__Stated exercise__
Your copy of the material must match it exactly, except that pictures are dropped.
— Start of Exercise inputs —
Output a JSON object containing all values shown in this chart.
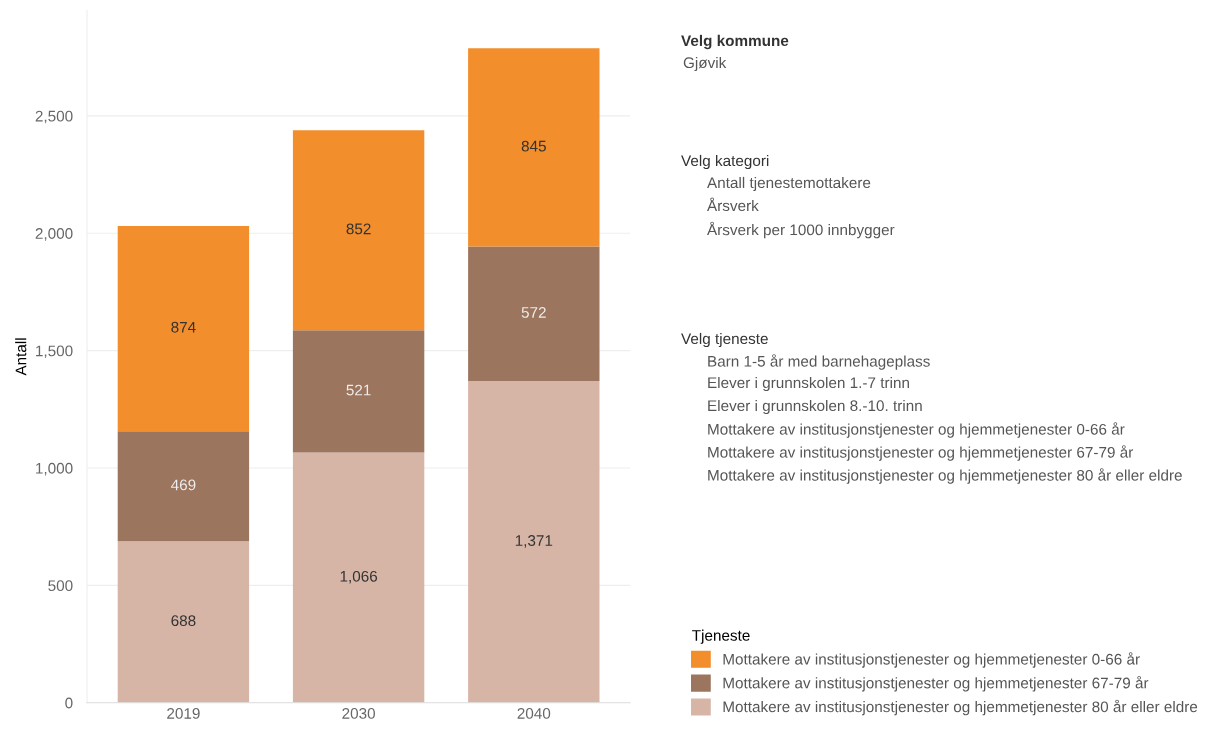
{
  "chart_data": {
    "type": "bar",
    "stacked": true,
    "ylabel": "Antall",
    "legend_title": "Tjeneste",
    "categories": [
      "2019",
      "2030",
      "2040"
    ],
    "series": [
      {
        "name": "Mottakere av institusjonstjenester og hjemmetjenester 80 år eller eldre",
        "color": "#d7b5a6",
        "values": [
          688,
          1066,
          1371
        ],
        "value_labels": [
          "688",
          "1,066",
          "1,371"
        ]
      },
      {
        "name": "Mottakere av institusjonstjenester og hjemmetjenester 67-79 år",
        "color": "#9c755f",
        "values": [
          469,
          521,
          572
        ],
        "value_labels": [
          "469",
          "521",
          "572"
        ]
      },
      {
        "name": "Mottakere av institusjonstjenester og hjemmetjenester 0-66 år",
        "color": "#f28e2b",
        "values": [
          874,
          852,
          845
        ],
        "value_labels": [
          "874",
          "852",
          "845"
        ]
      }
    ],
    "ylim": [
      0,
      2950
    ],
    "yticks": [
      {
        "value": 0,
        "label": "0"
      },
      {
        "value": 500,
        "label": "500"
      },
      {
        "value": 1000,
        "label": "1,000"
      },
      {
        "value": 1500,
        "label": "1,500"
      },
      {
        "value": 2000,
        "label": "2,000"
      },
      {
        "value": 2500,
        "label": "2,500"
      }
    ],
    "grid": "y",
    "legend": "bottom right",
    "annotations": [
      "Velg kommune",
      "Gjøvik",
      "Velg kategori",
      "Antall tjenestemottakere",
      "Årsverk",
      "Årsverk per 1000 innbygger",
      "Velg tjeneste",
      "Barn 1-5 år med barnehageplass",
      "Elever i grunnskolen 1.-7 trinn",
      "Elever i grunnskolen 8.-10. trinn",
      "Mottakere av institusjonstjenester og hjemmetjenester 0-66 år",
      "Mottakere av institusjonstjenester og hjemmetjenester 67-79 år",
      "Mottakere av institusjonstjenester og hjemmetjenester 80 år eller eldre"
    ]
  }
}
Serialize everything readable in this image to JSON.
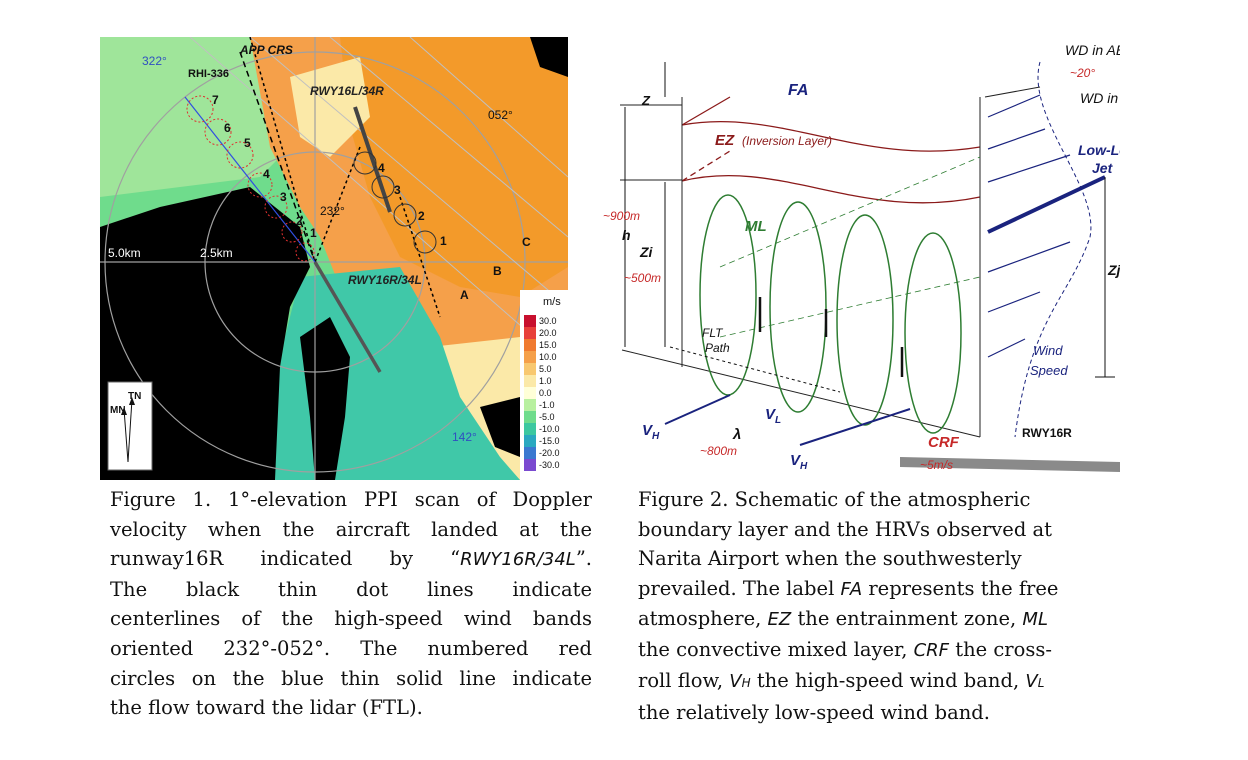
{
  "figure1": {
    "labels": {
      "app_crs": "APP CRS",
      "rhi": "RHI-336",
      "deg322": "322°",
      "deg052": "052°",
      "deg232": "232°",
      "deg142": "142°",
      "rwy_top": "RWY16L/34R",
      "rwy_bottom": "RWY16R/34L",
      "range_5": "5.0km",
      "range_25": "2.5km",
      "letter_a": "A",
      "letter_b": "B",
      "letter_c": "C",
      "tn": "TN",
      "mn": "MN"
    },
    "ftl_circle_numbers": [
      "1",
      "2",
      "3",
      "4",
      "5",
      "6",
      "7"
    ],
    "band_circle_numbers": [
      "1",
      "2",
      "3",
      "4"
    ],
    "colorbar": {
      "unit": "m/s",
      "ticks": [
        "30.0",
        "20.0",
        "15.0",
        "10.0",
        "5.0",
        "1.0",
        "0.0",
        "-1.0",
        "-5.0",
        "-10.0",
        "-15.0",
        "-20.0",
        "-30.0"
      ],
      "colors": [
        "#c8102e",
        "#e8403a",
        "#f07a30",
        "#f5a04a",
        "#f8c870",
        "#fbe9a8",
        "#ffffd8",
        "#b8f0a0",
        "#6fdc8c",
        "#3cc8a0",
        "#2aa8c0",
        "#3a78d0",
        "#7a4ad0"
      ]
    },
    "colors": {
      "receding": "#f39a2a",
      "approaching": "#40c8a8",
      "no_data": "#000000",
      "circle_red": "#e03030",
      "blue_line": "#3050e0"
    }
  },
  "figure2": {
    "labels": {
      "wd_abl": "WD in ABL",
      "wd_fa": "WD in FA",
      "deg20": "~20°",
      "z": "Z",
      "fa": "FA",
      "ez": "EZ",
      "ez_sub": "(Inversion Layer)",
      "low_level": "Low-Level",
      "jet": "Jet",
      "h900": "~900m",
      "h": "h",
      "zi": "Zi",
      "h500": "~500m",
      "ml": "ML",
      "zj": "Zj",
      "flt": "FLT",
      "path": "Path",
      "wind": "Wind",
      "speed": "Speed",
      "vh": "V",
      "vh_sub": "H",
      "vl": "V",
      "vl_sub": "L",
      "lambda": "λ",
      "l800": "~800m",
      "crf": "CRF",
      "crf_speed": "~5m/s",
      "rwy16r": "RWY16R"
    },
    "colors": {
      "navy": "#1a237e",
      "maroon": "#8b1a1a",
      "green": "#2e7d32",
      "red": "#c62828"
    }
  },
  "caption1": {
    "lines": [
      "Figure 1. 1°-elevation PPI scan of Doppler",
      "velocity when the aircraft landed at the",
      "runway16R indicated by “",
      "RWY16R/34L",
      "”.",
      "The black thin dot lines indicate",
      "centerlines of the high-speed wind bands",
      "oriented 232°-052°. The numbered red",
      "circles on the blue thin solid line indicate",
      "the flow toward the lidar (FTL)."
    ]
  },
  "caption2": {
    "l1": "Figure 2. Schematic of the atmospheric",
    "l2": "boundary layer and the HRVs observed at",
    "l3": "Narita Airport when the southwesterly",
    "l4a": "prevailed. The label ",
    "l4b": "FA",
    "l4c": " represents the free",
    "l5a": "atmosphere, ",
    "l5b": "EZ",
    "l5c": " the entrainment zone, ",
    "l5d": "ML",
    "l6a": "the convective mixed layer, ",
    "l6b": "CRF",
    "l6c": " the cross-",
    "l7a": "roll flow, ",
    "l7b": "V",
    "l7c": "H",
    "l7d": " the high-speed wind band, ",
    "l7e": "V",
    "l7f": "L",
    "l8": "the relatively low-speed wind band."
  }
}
— End of Exercise inputs —
__Solution for this exercise__
Output a JSON object containing all values shown in this chart.
{
  "chart_data": {
    "type": "bar",
    "stacked": true,
    "ylabel": "Antall",
    "legend_title": "Tjeneste",
    "categories": [
      "2019",
      "2030",
      "2040"
    ],
    "series": [
      {
        "name": "Mottakere av institusjonstjenester og hjemmetjenester 80 år eller eldre",
        "color": "#d7b5a6",
        "values": [
          688,
          1066,
          1371
        ],
        "value_labels": [
          "688",
          "1,066",
          "1,371"
        ]
      },
      {
        "name": "Mottakere av institusjonstjenester og hjemmetjenester 67-79 år",
        "color": "#9c755f",
        "values": [
          469,
          521,
          572
        ],
        "value_labels": [
          "469",
          "521",
          "572"
        ]
      },
      {
        "name": "Mottakere av institusjonstjenester og hjemmetjenester 0-66 år",
        "color": "#f28e2b",
        "values": [
          874,
          852,
          845
        ],
        "value_labels": [
          "874",
          "852",
          "845"
        ]
      }
    ],
    "ylim": [
      0,
      2950
    ],
    "yticks": [
      {
        "value": 0,
        "label": "0"
      },
      {
        "value": 500,
        "label": "500"
      },
      {
        "value": 1000,
        "label": "1,000"
      },
      {
        "value": 1500,
        "label": "1,500"
      },
      {
        "value": 2000,
        "label": "2,000"
      },
      {
        "value": 2500,
        "label": "2,500"
      }
    ],
    "grid": "y",
    "legend": "bottom right",
    "annotations": [
      "Velg kommune",
      "Gjøvik",
      "Velg kategori",
      "Antall tjenestemottakere",
      "Årsverk",
      "Årsverk per 1000 innbygger",
      "Velg tjeneste",
      "Barn 1-5 år med barnehageplass",
      "Elever i grunnskolen 1.-7 trinn",
      "Elever i grunnskolen 8.-10. trinn",
      "Mottakere av institusjonstjenester og hjemmetjenester 0-66 år",
      "Mottakere av institusjonstjenester og hjemmetjenester 67-79 år",
      "Mottakere av institusjonstjenester og hjemmetjenester 80 år eller eldre"
    ]
  }
}
Serialize everything readable in this image to JSON.
{
  "figure1": {
    "labels": {
      "app_crs": "APP CRS",
      "rhi": "RHI-336",
      "deg322": "322°",
      "deg052": "052°",
      "deg232": "232°",
      "deg142": "142°",
      "rwy_top": "RWY16L/34R",
      "rwy_bottom": "RWY16R/34L",
      "range_5": "5.0km",
      "range_25": "2.5km",
      "letter_a": "A",
      "letter_b": "B",
      "letter_c": "C",
      "tn": "TN",
      "mn": "MN"
    },
    "ftl_circle_numbers": [
      "1",
      "2",
      "3",
      "4",
      "5",
      "6",
      "7"
    ],
    "band_circle_numbers": [
      "1",
      "2",
      "3",
      "4"
    ],
    "colorbar": {
      "unit": "m/s",
      "ticks": [
        "30.0",
        "20.0",
        "15.0",
        "10.0",
        "5.0",
        "1.0",
        "0.0",
        "-1.0",
        "-5.0",
        "-10.0",
        "-15.0",
        "-20.0",
        "-30.0"
      ],
      "colors": [
        "#c8102e",
        "#e8403a",
        "#f07a30",
        "#f5a04a",
        "#f8c870",
        "#fbe9a8",
        "#ffffd8",
        "#b8f0a0",
        "#6fdc8c",
        "#3cc8a0",
        "#2aa8c0",
        "#3a78d0",
        "#7a4ad0"
      ]
    },
    "colors": {
      "receding": "#f39a2a",
      "approaching": "#40c8a8",
      "no_data": "#000000",
      "circle_red": "#e03030",
      "blue_line": "#3050e0"
    }
  },
  "figure2": {
    "labels": {
      "wd_abl": "WD in ABL",
      "wd_fa": "WD in FA",
      "deg20": "~20°",
      "z": "Z",
      "fa": "FA",
      "ez": "EZ",
      "ez_sub": "(Inversion Layer)",
      "low_level": "Low-Level",
      "jet": "Jet",
      "h900": "~900m",
      "h": "h",
      "zi": "Zi",
      "h500": "~500m",
      "ml": "ML",
      "zj": "Zj",
      "flt": "FLT",
      "path": "Path",
      "wind": "Wind",
      "speed": "Speed",
      "vh": "V",
      "vh_sub": "H",
      "vl": "V",
      "vl_sub": "L",
      "lambda": "λ",
      "l800": "~800m",
      "crf": "CRF",
      "crf_speed": "~5m/s",
      "rwy16r": "RWY16R"
    },
    "colors": {
      "navy": "#1a237e",
      "maroon": "#8b1a1a",
      "green": "#2e7d32",
      "red": "#c62828"
    }
  },
  "caption1": {
    "lines": [
      "Figure 1. 1°-elevation PPI scan of Doppler",
      "velocity when the aircraft landed at the",
      "runway16R indicated by “",
      "RWY16R/34L",
      "”.",
      "The black thin dot lines indicate",
      "centerlines of the high-speed wind bands",
      "oriented 232°-052°. The numbered red",
      "circles on the blue thin solid line indicate",
      "the flow toward the lidar (FTL)."
    ]
  },
  "caption2": {
    "l1": "Figure 2. Schematic of the atmospheric",
    "l2": "boundary layer and the HRVs observed at",
    "l3": "Narita Airport when the southwesterly",
    "l4a": "prevailed. The label ",
    "l4b": "FA",
    "l4c": " represents the free",
    "l5a": "atmosphere, ",
    "l5b": "EZ",
    "l5c": " the entrainment zone, ",
    "l5d": "ML",
    "l6a": "the convective mixed layer, ",
    "l6b": "CRF",
    "l6c": " the cross-",
    "l7a": "roll flow, ",
    "l7b": "V",
    "l7c": "H",
    "l7d": " the high-speed wind band, ",
    "l7e": "V",
    "l7f": "L",
    "l8": "the relatively low-speed wind band."
  }
}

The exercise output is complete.